* Start *

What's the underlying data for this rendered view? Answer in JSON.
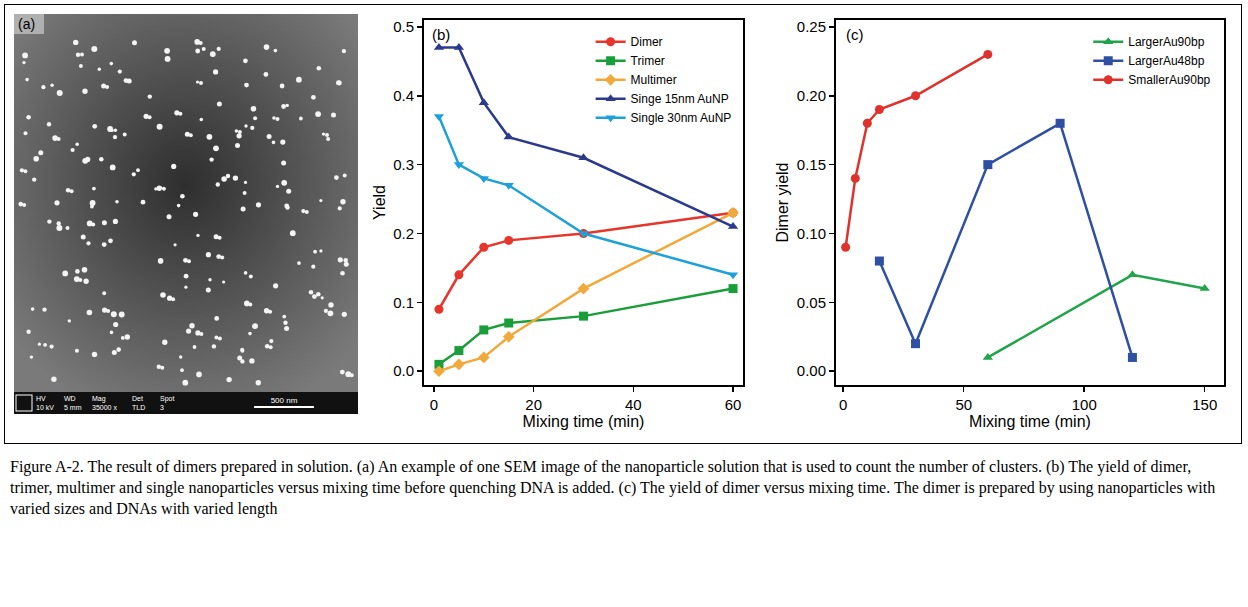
{
  "panel_a": {
    "type": "image",
    "label": "(a)",
    "info_bar": {
      "fields": [
        "HV",
        "WD",
        "Mag",
        "Det",
        "Spot"
      ],
      "values": [
        "10 kV",
        "5 mm",
        "35000 x",
        "TLD",
        "3"
      ]
    },
    "scale_bar": "500 nm"
  },
  "chart_data": [
    {
      "type": "line",
      "title": "(b)",
      "x_label": "Mixing time (min)",
      "y_label": "Yield",
      "xlim": [
        -2,
        62
      ],
      "xticks": [
        0,
        20,
        40,
        60
      ],
      "ylim": [
        -0.02,
        0.51
      ],
      "yticks": [
        {
          "value": 0,
          "label": "0.0"
        },
        0.1,
        0.2,
        0.3,
        0.4,
        0.5
      ],
      "legend": "top right",
      "series": [
        {
          "name": "Dimer",
          "color": "#e8352b",
          "marker": "circle",
          "x": [
            1,
            5,
            10,
            15,
            30,
            60
          ],
          "values": [
            0.09,
            0.14,
            0.18,
            0.19,
            0.2,
            0.23
          ]
        },
        {
          "name": "Trimer",
          "color": "#1a9e3a",
          "marker": "square",
          "x": [
            1,
            5,
            10,
            15,
            30,
            60
          ],
          "values": [
            0.01,
            0.03,
            0.06,
            0.07,
            0.08,
            0.12
          ]
        },
        {
          "name": "Multimer",
          "color": "#f2a93b",
          "marker": "diamond",
          "x": [
            1,
            5,
            10,
            15,
            30,
            60
          ],
          "values": [
            0.0,
            0.01,
            0.02,
            0.05,
            0.12,
            0.23
          ]
        },
        {
          "name": "Singe 15nm AuNP",
          "color": "#2b3a8c",
          "marker": "triangle-up",
          "x": [
            1,
            5,
            10,
            15,
            30,
            60
          ],
          "values": [
            0.47,
            0.47,
            0.39,
            0.34,
            0.31,
            0.21
          ]
        },
        {
          "name": "Single 30nm AuNP",
          "color": "#1da1d8",
          "marker": "triangle-down",
          "x": [
            1,
            5,
            10,
            15,
            30,
            60
          ],
          "values": [
            0.37,
            0.3,
            0.28,
            0.27,
            0.2,
            0.14
          ]
        }
      ]
    },
    {
      "type": "line",
      "title": "(c)",
      "x_label": "Mixing time (min)",
      "y_label": "Dimer yield",
      "xlim": [
        -3,
        158
      ],
      "xticks": [
        0,
        50,
        100,
        150
      ],
      "ylim": [
        -0.01,
        0.255
      ],
      "yticks": [
        {
          "value": 0,
          "label": "0.00"
        },
        {
          "value": 0.05,
          "label": "0.05"
        },
        {
          "value": 0.1,
          "label": "0.10"
        },
        {
          "value": 0.15,
          "label": "0.15"
        },
        {
          "value": 0.2,
          "label": "0.20"
        },
        {
          "value": 0.25,
          "label": "0.25"
        }
      ],
      "legend": "top right",
      "series": [
        {
          "name": "LargerAu90bp",
          "color": "#21a44a",
          "marker": "triangle-up",
          "x": [
            60,
            120,
            150
          ],
          "values": [
            0.01,
            0.07,
            0.06
          ]
        },
        {
          "name": "LargerAu48bp",
          "color": "#2e4fa3",
          "marker": "square",
          "x": [
            15,
            30,
            60,
            90,
            120
          ],
          "values": [
            0.08,
            0.02,
            0.15,
            0.18,
            0.01
          ]
        },
        {
          "name": "SmallerAu90bp",
          "color": "#e0322c",
          "marker": "circle",
          "x": [
            1,
            5,
            10,
            15,
            30,
            60
          ],
          "values": [
            0.09,
            0.14,
            0.18,
            0.19,
            0.2,
            0.23
          ]
        }
      ]
    }
  ],
  "caption": "Figure A-2. The result of dimers prepared in solution. (a) An example of one SEM image of the nanoparticle solution that is used to count the number of clusters. (b) The yield of dimer, trimer, multimer and single nanoparticles versus mixing time before quenching DNA is added. (c) The yield of dimer versus mixing time. The dimer is prepared by using nanoparticles with varied sizes and DNAs with varied length"
}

* End *

▶ _Aim of the task_
All records should be output exactly, with the pictures left out.

▶ _Worked answer_
What's the underlying data for this rendered view? Answer in JSON.
{
  "panel_a": {
    "type": "image",
    "label": "(a)",
    "info_bar": {
      "fields": [
        "HV",
        "WD",
        "Mag",
        "Det",
        "Spot"
      ],
      "values": [
        "10 kV",
        "5 mm",
        "35000 x",
        "TLD",
        "3"
      ]
    },
    "scale_bar": "500 nm"
  },
  "chart_data": [
    {
      "type": "line",
      "title": "(b)",
      "x_label": "Mixing time (min)",
      "y_label": "Yield",
      "xlim": [
        -2,
        62
      ],
      "xticks": [
        0,
        20,
        40,
        60
      ],
      "ylim": [
        -0.02,
        0.51
      ],
      "yticks": [
        {
          "value": 0,
          "label": "0.0"
        },
        0.1,
        0.2,
        0.3,
        0.4,
        0.5
      ],
      "legend": "top right",
      "series": [
        {
          "name": "Dimer",
          "color": "#e8352b",
          "marker": "circle",
          "x": [
            1,
            5,
            10,
            15,
            30,
            60
          ],
          "values": [
            0.09,
            0.14,
            0.18,
            0.19,
            0.2,
            0.23
          ]
        },
        {
          "name": "Trimer",
          "color": "#1a9e3a",
          "marker": "square",
          "x": [
            1,
            5,
            10,
            15,
            30,
            60
          ],
          "values": [
            0.01,
            0.03,
            0.06,
            0.07,
            0.08,
            0.12
          ]
        },
        {
          "name": "Multimer",
          "color": "#f2a93b",
          "marker": "diamond",
          "x": [
            1,
            5,
            10,
            15,
            30,
            60
          ],
          "values": [
            0.0,
            0.01,
            0.02,
            0.05,
            0.12,
            0.23
          ]
        },
        {
          "name": "Singe 15nm AuNP",
          "color": "#2b3a8c",
          "marker": "triangle-up",
          "x": [
            1,
            5,
            10,
            15,
            30,
            60
          ],
          "values": [
            0.47,
            0.47,
            0.39,
            0.34,
            0.31,
            0.21
          ]
        },
        {
          "name": "Single 30nm AuNP",
          "color": "#1da1d8",
          "marker": "triangle-down",
          "x": [
            1,
            5,
            10,
            15,
            30,
            60
          ],
          "values": [
            0.37,
            0.3,
            0.28,
            0.27,
            0.2,
            0.14
          ]
        }
      ]
    },
    {
      "type": "line",
      "title": "(c)",
      "x_label": "Mixing time (min)",
      "y_label": "Dimer yield",
      "xlim": [
        -3,
        158
      ],
      "xticks": [
        0,
        50,
        100,
        150
      ],
      "ylim": [
        -0.01,
        0.255
      ],
      "yticks": [
        {
          "value": 0,
          "label": "0.00"
        },
        {
          "value": 0.05,
          "label": "0.05"
        },
        {
          "value": 0.1,
          "label": "0.10"
        },
        {
          "value": 0.15,
          "label": "0.15"
        },
        {
          "value": 0.2,
          "label": "0.20"
        },
        {
          "value": 0.25,
          "label": "0.25"
        }
      ],
      "legend": "top right",
      "series": [
        {
          "name": "LargerAu90bp",
          "color": "#21a44a",
          "marker": "triangle-up",
          "x": [
            60,
            120,
            150
          ],
          "values": [
            0.01,
            0.07,
            0.06
          ]
        },
        {
          "name": "LargerAu48bp",
          "color": "#2e4fa3",
          "marker": "square",
          "x": [
            15,
            30,
            60,
            90,
            120
          ],
          "values": [
            0.08,
            0.02,
            0.15,
            0.18,
            0.01
          ]
        },
        {
          "name": "SmallerAu90bp",
          "color": "#e0322c",
          "marker": "circle",
          "x": [
            1,
            5,
            10,
            15,
            30,
            60
          ],
          "values": [
            0.09,
            0.14,
            0.18,
            0.19,
            0.2,
            0.23
          ]
        }
      ]
    }
  ],
  "caption": "Figure A-2. The result of dimers prepared in solution. (a) An example of one SEM image of the nanoparticle solution that is used to count the number of clusters. (b) The yield of dimer, trimer, multimer and single nanoparticles versus mixing time before quenching DNA is added. (c) The yield of dimer versus mixing time. The dimer is prepared by using nanoparticles with varied sizes and DNAs with varied length"
}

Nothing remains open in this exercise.